Objective ▸
Find all the lines with "太空会师" and gather them.

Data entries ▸
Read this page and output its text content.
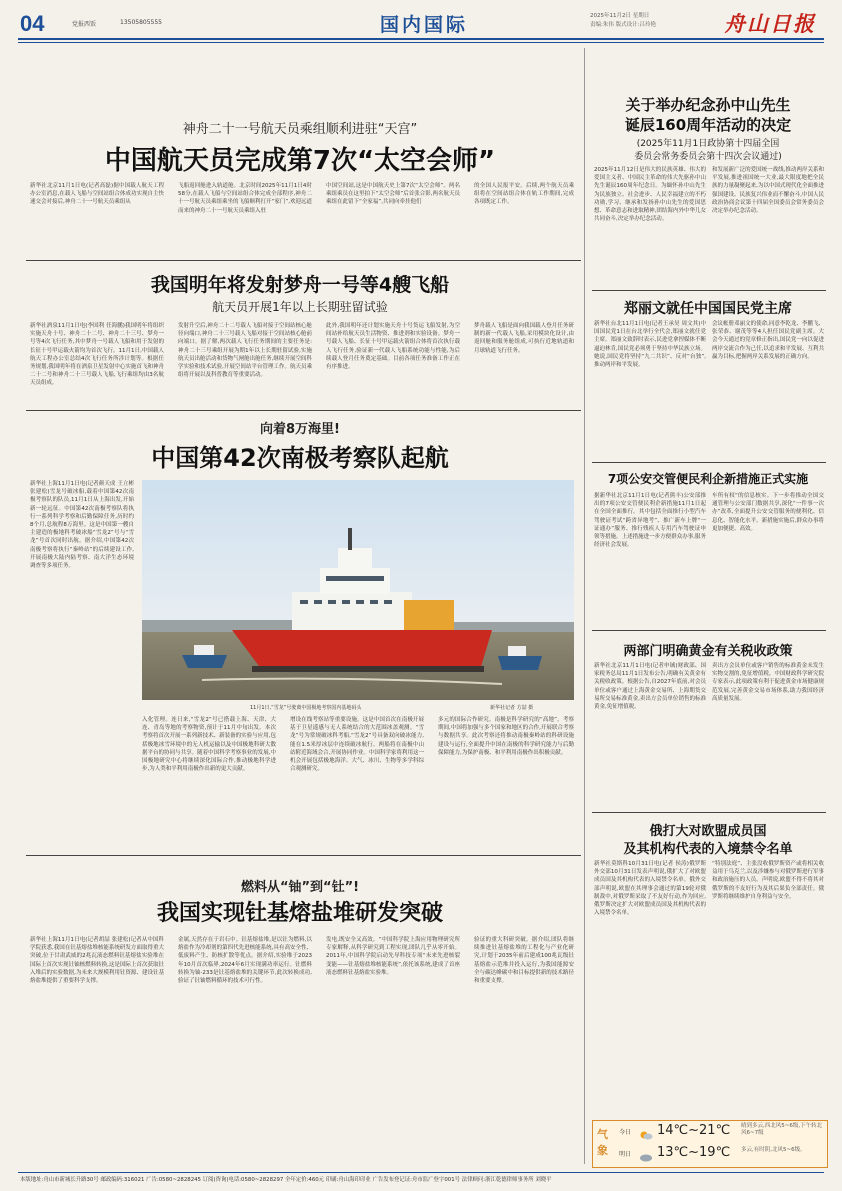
04	党报西饭	13505805555	国内国际	2025年11月2日 星期日
责编:朱伟 版式设计:吕玲艳	舟山日报
神舟二十一号航天员乘组顺利进驻“天宫”
中国航天员完成第7次“太空会师”
新华社北京11月1日电(记者高磊)据中国载人航天工程办公室消息,在载人飞船与空间站组合体成功实现自主快速交会对接后,神舟二十一号航天员乘组从
飞船返回舱进入轨道舱。北京时间2025年11月1日4时58分,在载人飞船与空间站组合体完成全部程序,神舟二十一号航天员乘组乘坐的飞船顺利打开“家门”,欢迎远道而来的神舟二十一号航天员乘组入驻
中国空间站,这是中国航天史上第7次“太空会师”。两名乘组乘员在这里拍下“太空会师”后首张合影,两名航天员乘组在此留下“全家福”,共同向牵挂他们
的全国人民报平安。后续,两个航天员乘组将在空间站组合体在轨工作期间,完成各项既定工作。
我国明年将发射梦舟一号等4艘飞船
航天员开展1年以上长期驻留试验
新华社酒泉11月1日电(李国利 任海鹏)我国明年将组织实施天舟十号、神舟二十二号、神舟二十三号、梦舟一号等4次飞行任务,其中梦舟一号载人飞船和用于发射的长征十号甲运载火箭均为首次飞行。11月1日,中国载人航天工程办公室总结4次飞行任务所涉计划等。根据任务规划,我国明年将在酒泉卫星发射中心实施首飞和神舟二十二号和神舟二十三号载人飞船,飞行乘组均由3名航天员组成。
发射升空后,神舟二十二号载人飞船对接于空间站核心舱径向端口,神舟二十三号载人飞船对接于空间站核心舱前向端口。据了解,两次载人飞行任务期间的主要任务是:神舟二十三号乘组开展为期1年以上长期驻留试验,实施航天员出舱活动和货物气闸舱出舱任务,继续开展空间科学实验和技术试验,开展空间站平台管理工作。航天员乘组将开展以及科普教育等重要活动。
此外,我国明年还计划实施天舟十号货运飞船发射,为空间站补给航天员生活物资、推进剂和实验设备。梦舟一号载人飞船、长征十号甲运载火箭组合体将首次执行载人飞行任务,验证新一代载人飞船系统功能与性能,为后续载人登月任务奠定基础。目前各项任务准备工作正在有序推进。
梦舟载人飞船是面向我国载人登月任务研制的新一代载人飞船,采用模块化设计,由返回舱和服务舱组成,可执行近地轨道和月球轨道飞行任务。
向着8万海里!
中国第42次南极考察队起航
新华社上海11月1日电(记者颜天成 王立彬 张建松)雪龙号破冰船,载着中国第42次南极考察队的队员,11月1日从上海出发,开始新一轮远征。中国第42次南极考察队将执行一系列科学考察和后勤保障任务,历时约8个月,总航程8万海里。这是中国第一艘自主建造的极地科考破冰船“雪龙2”号与“雪龙”号首次同时出航。据介绍,中国第42次南极考察将执行“秦岭站”的后续建设工作,开展南极大陆内陆考察、南大洋生态环境调查等多项任务。
11月1日,“雪龙”号驶离中国极地考察国内基地码头	新华社记者 方喆 摄
入化管理。连日来,“雪龙2”号已搭载上海、天津、大连、青岛等地的考察物资,预计于11月中旬出发。本次考察将首次开展一系列新技术、新装备的实验与应用,包括极地冰雪环境中的无人机运输以及中国极地科研大数据平台的协同与共享。随着中国科学考察事业的发展,中国极地研究中心将继续深化国际合作,推动极地科学进步,为人类和平利用南极作出新的更大贡献。
增设在线考察站等重要设施。这是中国首次在南极开展基于卫星遥感与无人系统结合的大范围冰盖观测。“雪龙”号为常规破冰科考船,“雪龙2”号具备双向破冰能力,能在1.5米厚冰层中连续破冰航行。两船将在南极中山站附近海域会合,开展协同作业。中国科学家将利用这一机会开展包括极地海洋、大气、冰川、生物等多学科综合观测研究。
多元的国际合作研究。南极是科学研究的“高地”。考察期间,中国将加强与多个国家和地区的合作,开展联合考察与数据共享。此次考察还将推动南极秦岭站的科研设施建设与运行,全面提升中国在南极的科学研究能力与后勤保障能力,为保护南极、和平利用南极作出积极贡献。
燃料从“铀”到“钍”!
我国实现钍基熔盐堆研发突破
新华社上海11月1日电(记者胡喆 张建松)记者从中国科学院获悉,我国在钍基熔盐堆核能系统研发方面取得重大突破,位于甘肃武威的2兆瓦液态燃料钍基熔盐实验堆在国际上首次实现钍铀核燃料转换,这是国际上首次获取钍入堆后的实验数据,为未来大规模利用钍资源、建设钍基熔盐堆提供了重要科学支撑。
金属,天然存在于岩石中。钍基熔盐堆,是以钍为燃料,以熔盐作为冷却剂的第四代先进核能系统,具有高安全性、低废料产生、防核扩散等优点。据介绍,实验堆于2023年10月首次临界,2024年6月实现满功率运行。钍燃料转换为铀-233是钍基熔盐堆的关键环节,此次转换成功,验证了钍铀燃料循环的技术可行性。
发电,既安全又高效。“中国科学院上海应用物理研究所专家解释,从科学研究到工程实现,团队几乎从零开始。2011年,中国科学院启动先导科技专项“未来先进核裂变能——钍基熔盐堆核能系统”,依托该系统,建成了首座液态燃料钍基熔盐实验堆。
验证的重大科研突破。据介绍,团队将继续推进钍基熔盐堆的工程化与产业化研究,计划于2035年前后建成100兆瓦级钍基熔盐示范堆并投入运行,为我国能源安全与碳达峰碳中和目标提供新的技术路径和重要支撑。
关于举办纪念孙中山先生
诞辰160周年活动的决定
(2025年11月1日政协第十四届全国
委员会常务委员会第十四次会议通过)
2025年11月12日是伟大的民族英雄、伟大的爱国主义者、中国民主革命的伟大先驱孙中山先生诞辰160周年纪念日。为缅怀孙中山先生为民族独立、社会进步、人民幸福建立的不朽功勋,学习、继承和发扬孙中山先生的爱国思想、革命意志和进取精神,团结海内外中华儿女共同奋斗,决定举办纪念活动。
和发展新广泛的爱国统一战线,推动两岸关系和平发展,推进祖国统一大业,最大限度地把全民族的力量凝聚起来,为以中国式现代化全面推进强国建设、民族复兴伟业而不懈奋斗,中国人民政治协商会议第十四届全国委员会常务委员会决定举办纪念活动。
郑丽文就任中国国民党主席
新华社台北11月1日电(记者王承昊 周文其)中国国民党1日在台北举行全代会,郑丽文就任党主席。郑丽文致辞时表示,民进党拿捏媒体不断逼迫林肯,国民党必须勇于坚持中华民族立场。她说,国民党将坚持“九二共识”、反对“台独”,推动两岸和平发展。
会议帐册邓丽文的使命,同意李乾龙、李鹏飞、张荣恭、谢茂等等4人担任国民党副主席。大会今天通过的党章修正指出,国民党一向以促进两岸交流合作为己任,以追求和平发展、互利共赢为目标,把握两岸关系发展的正确方向。
7项公安交管便民利企新措施正式实施
据新华社北京11月1日电(记者熊丰)公安部推出的7项公安交管便民利企新措施11月1日起在全国全面推行。其中包括全面推行小型汽车驾驶证考试“跨省异地考”、推广新车上牌“一证通办”服务、推行残疾人专用汽车驾驶证申领等措施。上述措施进一步方便群众办事,服务经济社会发展。
车所有权“的信息核实。下一步将推动全国交通管理与公安部门数据共享,深化“一件事一次办”改革,全面提升公安交管服务的便利化、信息化、智能化水平。新措施实施后,群众办事将更加便捷、高效。
两部门明确黄金有关税收政策
新华社北京11月1日电(记者申铖)财政部、国家税务总局11月1日发布公告,明确有关黄金有关税收政策。根据公告,自2027年底前,对会员单位或客户通过上海黄金交易所、上海期货交易所交易标准黄金,卖出方会员单位销售的标准黄金,免征增值税。
卖出方会员单位或客户销售的标准黄金未发生实物交割的,免征增值税。中国财政科学研究院专家表示,此项政策有利于促进黄金市场健康规范发展,完善黄金交易市场体系,助力我国经济高质量发展。
俄打大对欧盟成员国
及其机构代表的入境禁令名单
新华社莫斯科10月31日电(记者 侯涛)俄罗斯外交部10月31日发表声明说,俄扩大了对欧盟成员国及其机构代表的入境禁令名单。俄外交部声明说,欧盟在其理事会通过的第19轮对俄制裁中,对俄罗斯采取了不友好行动,作为回应,俄罗斯决定扩大对欧盟成员国及其机构代表的入境禁令名单。
“特别法庭”、主张没收俄罗斯资产或将相关收益用于乌克兰,以及涉嫌参与对俄罗斯进行军事和政治施压的人员。声明说,欧盟不得不将其对俄罗斯的不友好行为及其后果负全部责任。俄罗斯将继续维护自身利益与安全。
气
象
今日 14℃~21℃ 晴到多云,西北风5~6级,下午转北风6~7级
明日 13℃~19℃ 多云,有时阴,北风5~6级。
本版地址:舟山市新城长升路30号 邮政编码:316021 广告:0580~2828245 订阅(咨询)电话:0580~2828297 全年定价:460元 印刷:舟山海印印业 广告发布登记证:舟市监广登字001号 法律顾问:浙江乾德律师事务所 刘晓平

Solution to this problem ▸
中国航天员完成第7次“太空会师”
中国空间站,这是中国航天史上第7次“太空会师”。两名乘组乘员在这里拍下“太空会师”后首张合影,两名航天员乘组在此留下“全家福”,共同向牵挂他们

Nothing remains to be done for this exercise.